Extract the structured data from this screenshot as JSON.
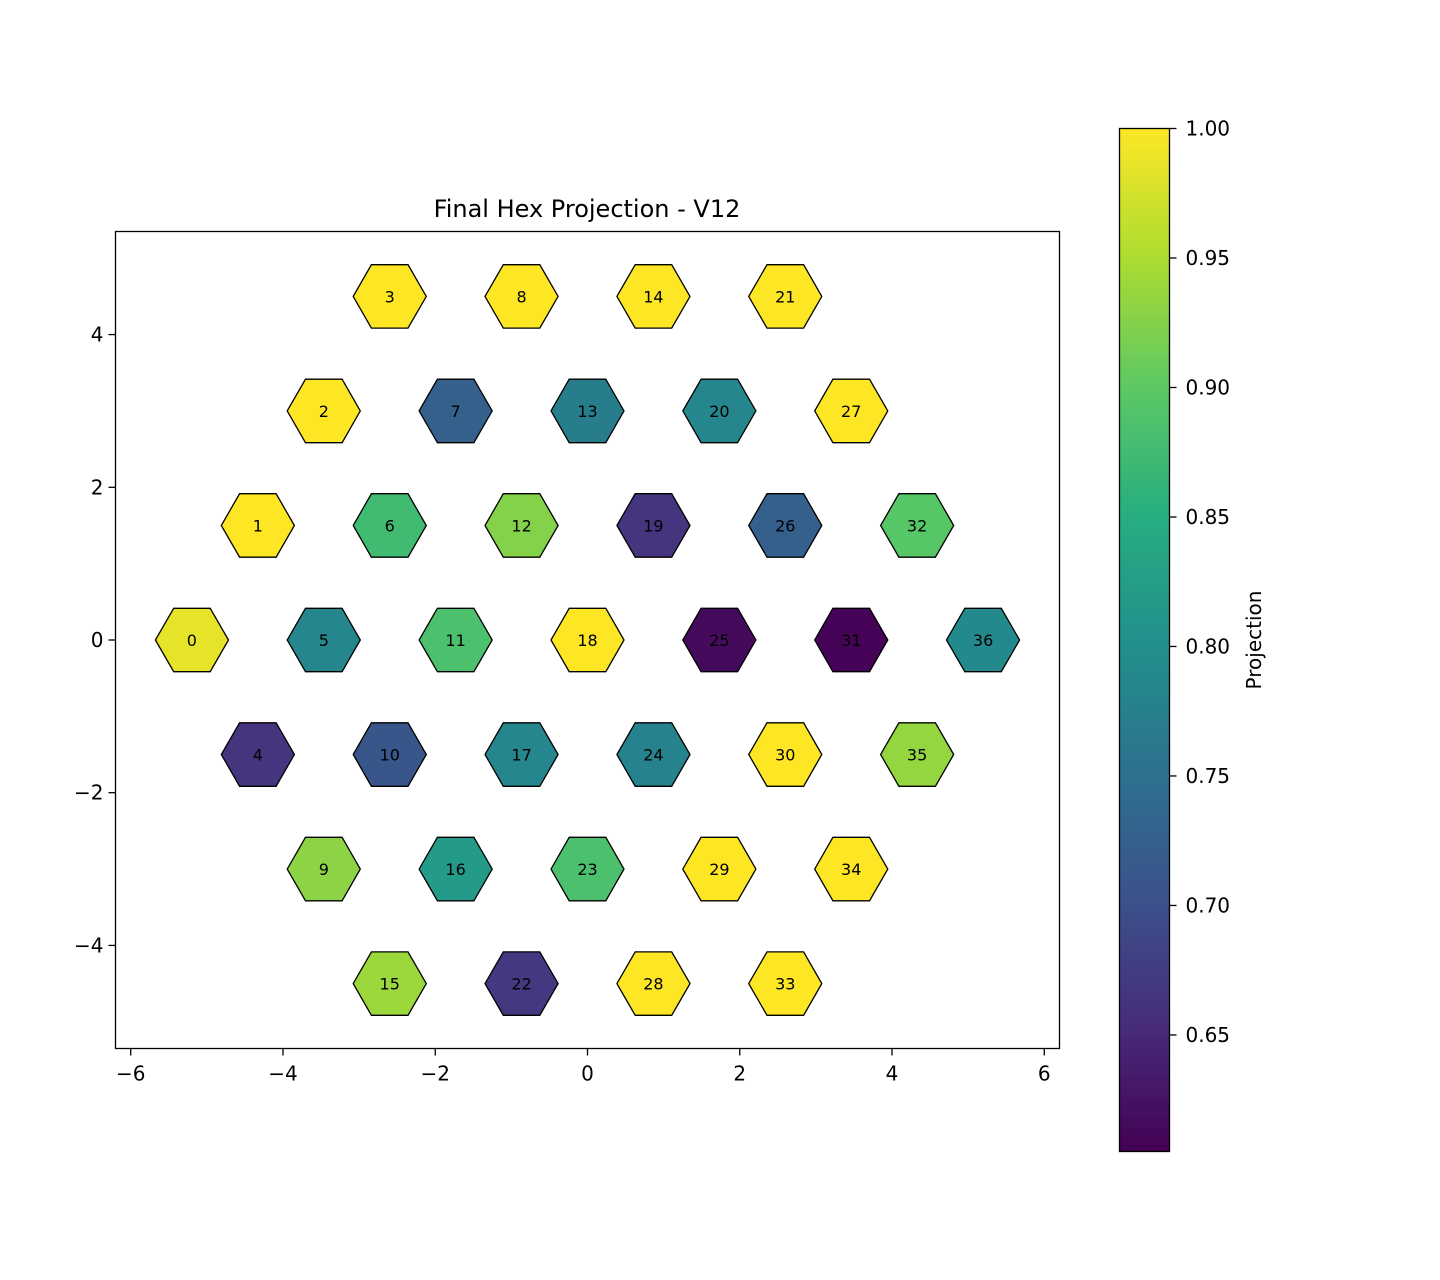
{
  "chart_data": {
    "type": "heatmap",
    "title": "Final Hex Projection - V12",
    "xlabel": "",
    "ylabel": "",
    "xlim": [
      -6.2,
      6.2
    ],
    "ylim": [
      -5.35,
      5.35
    ],
    "x_ticks": [
      -6,
      -4,
      -2,
      0,
      2,
      4,
      6
    ],
    "y_ticks": [
      -4,
      -2,
      0,
      2,
      4
    ],
    "x_tick_labels": [
      "−6",
      "−4",
      "−2",
      "0",
      "2",
      "4",
      "6"
    ],
    "y_tick_labels": [
      "−4",
      "−2",
      "0",
      "2",
      "4"
    ],
    "grid": false,
    "colormap": "viridis",
    "colorbar": {
      "label": "Projection",
      "range": [
        0.605,
        1.0
      ],
      "ticks": [
        0.65,
        0.7,
        0.75,
        0.8,
        0.85,
        0.9,
        0.95,
        1.0
      ],
      "tick_labels": [
        "0.65",
        "0.70",
        "0.75",
        "0.80",
        "0.85",
        "0.90",
        "0.95",
        "1.00"
      ]
    },
    "cells": [
      {
        "id": "0",
        "x": -5.196,
        "y": 0.0,
        "value": 0.985
      },
      {
        "id": "1",
        "x": -4.33,
        "y": 1.5,
        "value": 1.0
      },
      {
        "id": "2",
        "x": -3.464,
        "y": 3.0,
        "value": 1.0
      },
      {
        "id": "3",
        "x": -2.598,
        "y": 4.5,
        "value": 1.0
      },
      {
        "id": "4",
        "x": -4.33,
        "y": -1.5,
        "value": 0.665
      },
      {
        "id": "5",
        "x": -3.464,
        "y": 0.0,
        "value": 0.785
      },
      {
        "id": "6",
        "x": -2.598,
        "y": 1.5,
        "value": 0.875
      },
      {
        "id": "7",
        "x": -1.732,
        "y": 3.0,
        "value": 0.725
      },
      {
        "id": "8",
        "x": -0.866,
        "y": 4.5,
        "value": 1.0
      },
      {
        "id": "9",
        "x": -3.464,
        "y": -3.0,
        "value": 0.93
      },
      {
        "id": "10",
        "x": -2.598,
        "y": -1.5,
        "value": 0.71
      },
      {
        "id": "11",
        "x": -1.732,
        "y": 0.0,
        "value": 0.885
      },
      {
        "id": "12",
        "x": -0.866,
        "y": 1.5,
        "value": 0.925
      },
      {
        "id": "13",
        "x": 0.0,
        "y": 3.0,
        "value": 0.77
      },
      {
        "id": "14",
        "x": 0.866,
        "y": 4.5,
        "value": 1.0
      },
      {
        "id": "15",
        "x": -2.598,
        "y": -4.5,
        "value": 0.94
      },
      {
        "id": "16",
        "x": -1.732,
        "y": -3.0,
        "value": 0.82
      },
      {
        "id": "17",
        "x": -0.866,
        "y": -1.5,
        "value": 0.785
      },
      {
        "id": "18",
        "x": 0.0,
        "y": 0.0,
        "value": 1.0
      },
      {
        "id": "19",
        "x": 0.866,
        "y": 1.5,
        "value": 0.665
      },
      {
        "id": "20",
        "x": 1.732,
        "y": 3.0,
        "value": 0.785
      },
      {
        "id": "21",
        "x": 2.598,
        "y": 4.5,
        "value": 1.0
      },
      {
        "id": "22",
        "x": -0.866,
        "y": -4.5,
        "value": 0.67
      },
      {
        "id": "23",
        "x": 0.0,
        "y": -3.0,
        "value": 0.885
      },
      {
        "id": "24",
        "x": 0.866,
        "y": -1.5,
        "value": 0.78
      },
      {
        "id": "25",
        "x": 1.732,
        "y": 0.0,
        "value": 0.615
      },
      {
        "id": "26",
        "x": 2.598,
        "y": 1.5,
        "value": 0.725
      },
      {
        "id": "27",
        "x": 3.464,
        "y": 3.0,
        "value": 1.0
      },
      {
        "id": "28",
        "x": 0.866,
        "y": -4.5,
        "value": 1.0
      },
      {
        "id": "29",
        "x": 1.732,
        "y": -3.0,
        "value": 1.0
      },
      {
        "id": "30",
        "x": 2.598,
        "y": -1.5,
        "value": 1.0
      },
      {
        "id": "31",
        "x": 3.464,
        "y": 0.0,
        "value": 0.607
      },
      {
        "id": "32",
        "x": 4.33,
        "y": 1.5,
        "value": 0.895
      },
      {
        "id": "33",
        "x": 2.598,
        "y": -4.5,
        "value": 1.0
      },
      {
        "id": "34",
        "x": 3.464,
        "y": -3.0,
        "value": 1.0
      },
      {
        "id": "35",
        "x": 4.33,
        "y": -1.5,
        "value": 0.935
      },
      {
        "id": "36",
        "x": 5.196,
        "y": 0.0,
        "value": 0.79
      }
    ]
  }
}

GIVEN PROBLEM:
Tally up the lines of the listing containing the word "Projection". Give only the total.

IN RESPONSE:
2